Dataset entries
--------------------------------

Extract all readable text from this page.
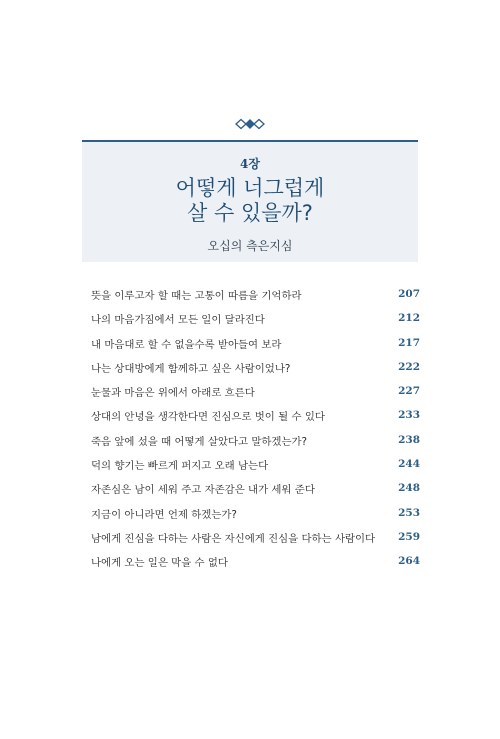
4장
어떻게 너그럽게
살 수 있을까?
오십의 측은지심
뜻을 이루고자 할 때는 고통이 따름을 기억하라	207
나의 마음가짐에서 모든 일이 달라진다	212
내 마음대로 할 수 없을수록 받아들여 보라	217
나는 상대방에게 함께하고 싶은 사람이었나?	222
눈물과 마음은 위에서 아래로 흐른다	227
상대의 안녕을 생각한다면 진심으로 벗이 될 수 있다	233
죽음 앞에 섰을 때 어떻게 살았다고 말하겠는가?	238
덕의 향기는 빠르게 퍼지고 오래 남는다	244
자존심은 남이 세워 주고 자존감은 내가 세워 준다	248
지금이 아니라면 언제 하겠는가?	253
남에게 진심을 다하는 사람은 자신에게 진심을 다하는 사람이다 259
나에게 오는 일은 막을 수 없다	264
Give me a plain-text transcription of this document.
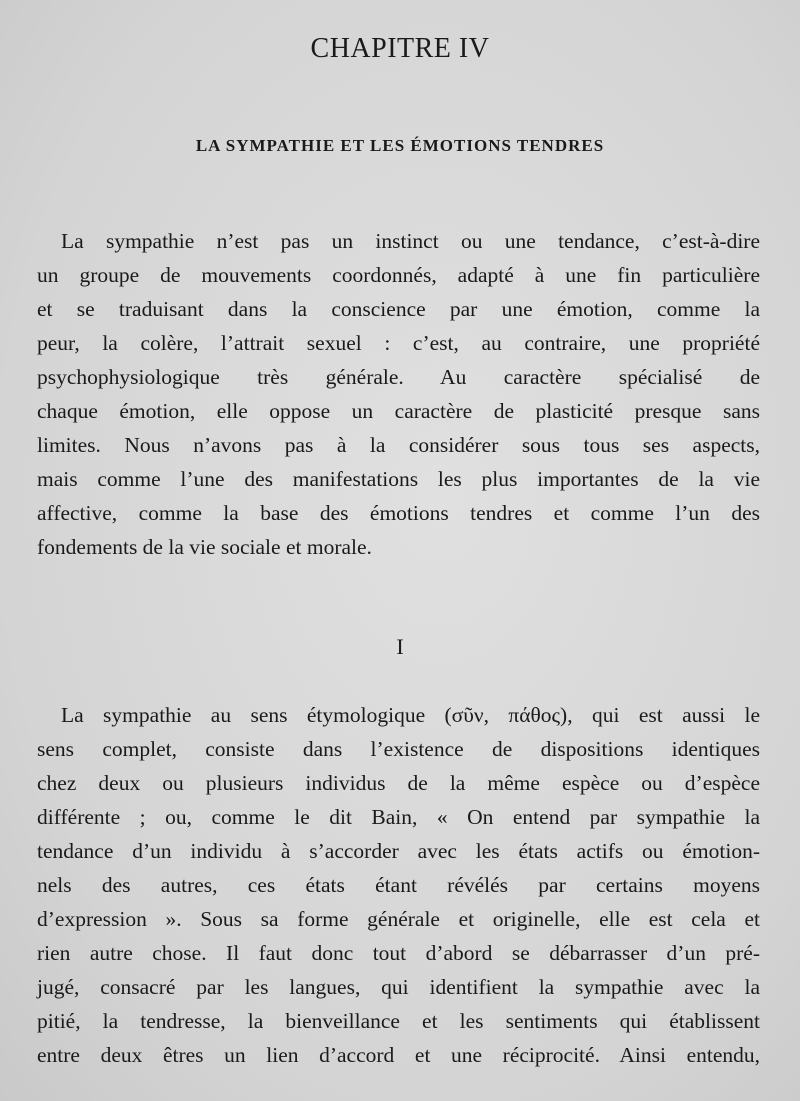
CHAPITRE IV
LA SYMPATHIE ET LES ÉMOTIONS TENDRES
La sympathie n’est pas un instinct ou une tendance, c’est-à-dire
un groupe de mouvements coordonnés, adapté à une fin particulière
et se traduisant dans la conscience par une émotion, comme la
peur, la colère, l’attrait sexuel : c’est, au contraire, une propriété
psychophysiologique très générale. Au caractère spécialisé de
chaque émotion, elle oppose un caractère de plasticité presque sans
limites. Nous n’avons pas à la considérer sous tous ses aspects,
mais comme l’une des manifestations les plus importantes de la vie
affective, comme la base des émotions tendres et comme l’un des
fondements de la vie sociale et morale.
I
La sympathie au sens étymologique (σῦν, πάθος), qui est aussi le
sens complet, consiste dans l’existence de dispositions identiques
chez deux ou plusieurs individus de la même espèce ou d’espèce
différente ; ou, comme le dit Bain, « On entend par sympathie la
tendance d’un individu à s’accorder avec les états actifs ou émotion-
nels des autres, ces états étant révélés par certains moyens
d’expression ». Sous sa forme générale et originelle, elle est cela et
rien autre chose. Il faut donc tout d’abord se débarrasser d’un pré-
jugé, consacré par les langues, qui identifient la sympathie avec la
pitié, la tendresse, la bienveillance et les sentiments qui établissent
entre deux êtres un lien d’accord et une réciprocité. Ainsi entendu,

--------------------------------

WHAT IS BEING ASKED:
Your copy should match the entries exactly, minus the pictures.

THE RESPONSE:
Extract all readable text from this page.
4장
어떻게 너그럽게
살 수 있을까?
오십의 측은지심
뜻을 이루고자 할 때는 고통이 따름을 기억하라	207
나의 마음가짐에서 모든 일이 달라진다	212
내 마음대로 할 수 없을수록 받아들여 보라	217
나는 상대방에게 함께하고 싶은 사람이었나?	222
눈물과 마음은 위에서 아래로 흐른다	227
상대의 안녕을 생각한다면 진심으로 벗이 될 수 있다	233
죽음 앞에 섰을 때 어떻게 살았다고 말하겠는가?	238
덕의 향기는 빠르게 퍼지고 오래 남는다	244
자존심은 남이 세워 주고 자존감은 내가 세워 준다	248
지금이 아니라면 언제 하겠는가?	253
남에게 진심을 다하는 사람은 자신에게 진심을 다하는 사람이다 259
나에게 오는 일은 막을 수 없다	264
Give me a plain-text transcription of this document.
CHAPITRE IV
LA SYMPATHIE ET LES ÉMOTIONS TENDRES
La sympathie n’est pas un instinct ou une tendance, c’est-à-dire
un groupe de mouvements coordonnés, adapté à une fin particulière
et se traduisant dans la conscience par une émotion, comme la
peur, la colère, l’attrait sexuel : c’est, au contraire, une propriété
psychophysiologique très générale. Au caractère spécialisé de
chaque émotion, elle oppose un caractère de plasticité presque sans
limites. Nous n’avons pas à la considérer sous tous ses aspects,
mais comme l’une des manifestations les plus importantes de la vie
affective, comme la base des émotions tendres et comme l’un des
fondements de la vie sociale et morale.
I
La sympathie au sens étymologique (σῦν, πάθος), qui est aussi le
sens complet, consiste dans l’existence de dispositions identiques
chez deux ou plusieurs individus de la même espèce ou d’espèce
différente ; ou, comme le dit Bain, « On entend par sympathie la
tendance d’un individu à s’accorder avec les états actifs ou émotion-
nels des autres, ces états étant révélés par certains moyens
d’expression ». Sous sa forme générale et originelle, elle est cela et
rien autre chose. Il faut donc tout d’abord se débarrasser d’un pré-
jugé, consacré par les langues, qui identifient la sympathie avec la
pitié, la tendresse, la bienveillance et les sentiments qui établissent
entre deux êtres un lien d’accord et une réciprocité. Ainsi entendu,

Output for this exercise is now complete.